Records from a collection
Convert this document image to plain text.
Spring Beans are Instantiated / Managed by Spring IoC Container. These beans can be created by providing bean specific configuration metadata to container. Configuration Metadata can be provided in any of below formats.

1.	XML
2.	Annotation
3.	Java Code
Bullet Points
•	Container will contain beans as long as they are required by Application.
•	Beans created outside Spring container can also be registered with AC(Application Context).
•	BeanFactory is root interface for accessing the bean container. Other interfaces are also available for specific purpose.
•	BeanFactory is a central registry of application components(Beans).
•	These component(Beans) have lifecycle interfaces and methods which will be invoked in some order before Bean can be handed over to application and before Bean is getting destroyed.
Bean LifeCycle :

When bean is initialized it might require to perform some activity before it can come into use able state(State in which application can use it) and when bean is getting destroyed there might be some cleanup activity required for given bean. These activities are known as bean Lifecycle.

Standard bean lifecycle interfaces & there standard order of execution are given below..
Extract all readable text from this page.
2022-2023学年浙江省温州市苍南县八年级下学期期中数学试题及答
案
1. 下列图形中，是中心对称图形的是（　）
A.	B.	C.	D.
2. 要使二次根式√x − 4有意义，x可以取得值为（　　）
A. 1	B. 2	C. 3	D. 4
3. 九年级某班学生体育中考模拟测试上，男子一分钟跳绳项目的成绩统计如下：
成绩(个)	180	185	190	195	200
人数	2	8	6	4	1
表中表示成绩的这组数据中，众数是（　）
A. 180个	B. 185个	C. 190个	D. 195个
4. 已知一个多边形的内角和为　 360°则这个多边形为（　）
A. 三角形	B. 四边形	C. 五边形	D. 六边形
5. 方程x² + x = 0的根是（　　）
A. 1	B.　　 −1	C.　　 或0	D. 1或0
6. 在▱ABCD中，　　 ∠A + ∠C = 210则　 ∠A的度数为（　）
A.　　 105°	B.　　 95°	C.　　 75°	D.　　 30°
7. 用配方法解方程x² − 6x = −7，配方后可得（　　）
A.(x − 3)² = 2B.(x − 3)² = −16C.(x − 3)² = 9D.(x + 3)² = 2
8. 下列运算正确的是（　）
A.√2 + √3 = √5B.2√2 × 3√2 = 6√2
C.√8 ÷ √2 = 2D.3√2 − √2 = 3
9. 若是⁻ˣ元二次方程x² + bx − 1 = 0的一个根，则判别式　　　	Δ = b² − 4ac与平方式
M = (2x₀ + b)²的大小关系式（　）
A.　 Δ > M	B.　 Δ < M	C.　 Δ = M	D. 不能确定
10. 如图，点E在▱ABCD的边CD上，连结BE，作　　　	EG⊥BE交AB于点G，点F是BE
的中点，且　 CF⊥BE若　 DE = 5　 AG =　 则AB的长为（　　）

- _EXERCISE GOAL_
Write out all the data again, exactly as it appears.

- _CORRECT ANSWER_
Convert this document image to plain text.
Spring Beans are Instantiated / Managed by Spring IoC Container. These beans can be created by providing bean specific configuration metadata to container. Configuration Metadata can be provided in any of below formats.

1.	XML
2.	Annotation
3.	Java Code
Bullet Points
•	Container will contain beans as long as they are required by Application.
•	Beans created outside Spring container can also be registered with AC(Application Context).
•	BeanFactory is root interface for accessing the bean container. Other interfaces are also available for specific purpose.
•	BeanFactory is a central registry of application components(Beans).
•	These component(Beans) have lifecycle interfaces and methods which will be invoked in some order before Bean can be handed over to application and before Bean is getting destroyed.
Bean LifeCycle :

When bean is initialized it might require to perform some activity before it can come into use able state(State in which application can use it) and when bean is getting destroyed there might be some cleanup activity required for given bean. These activities are known as bean Lifecycle.

Standard bean lifecycle interfaces & there standard order of execution are given below..
Extract all readable text from this page.
2022-2023学年浙江省温州市苍南县八年级下学期期中数学试题及答
案
1. 下列图形中，是中心对称图形的是（　）
A.	B.	C.	D.
2. 要使二次根式√x − 4有意义，x可以取得值为（　　）
A. 1	B. 2	C. 3	D. 4
3. 九年级某班学生体育中考模拟测试上，男子一分钟跳绳项目的成绩统计如下：
成绩(个)	180	185	190	195	200
人数	2	8	6	4	1
表中表示成绩的这组数据中，众数是（　）
A. 180个	B. 185个	C. 190个	D. 195个
4. 已知一个多边形的内角和为　 360°则这个多边形为（　）
A. 三角形	B. 四边形	C. 五边形	D. 六边形
5. 方程x² + x = 0的根是（　　）
A. 1	B.　　 −1	C.　　 或0	D. 1或0
6. 在▱ABCD中，　　 ∠A + ∠C = 210则　 ∠A的度数为（　）
A.　　 105°	B.　　 95°	C.　　 75°	D.　　 30°
7. 用配方法解方程x² − 6x = −7，配方后可得（　　）
A.(x − 3)² = 2B.(x − 3)² = −16C.(x − 3)² = 9D.(x + 3)² = 2
8. 下列运算正确的是（　）
A.√2 + √3 = √5B.2√2 × 3√2 = 6√2
C.√8 ÷ √2 = 2D.3√2 − √2 = 3
9. 若是⁻ˣ元二次方程x² + bx − 1 = 0的一个根，则判别式　　　	Δ = b² − 4ac与平方式
M = (2x₀ + b)²的大小关系式（　）
A.　 Δ > M	B.　 Δ < M	C.　 Δ = M	D. 不能确定
10. 如图，点E在▱ABCD的边CD上，连结BE，作　　　	EG⊥BE交AB于点G，点F是BE
的中点，且　 CF⊥BE若　 DE = 5　 AG =　 则AB的长为（　　）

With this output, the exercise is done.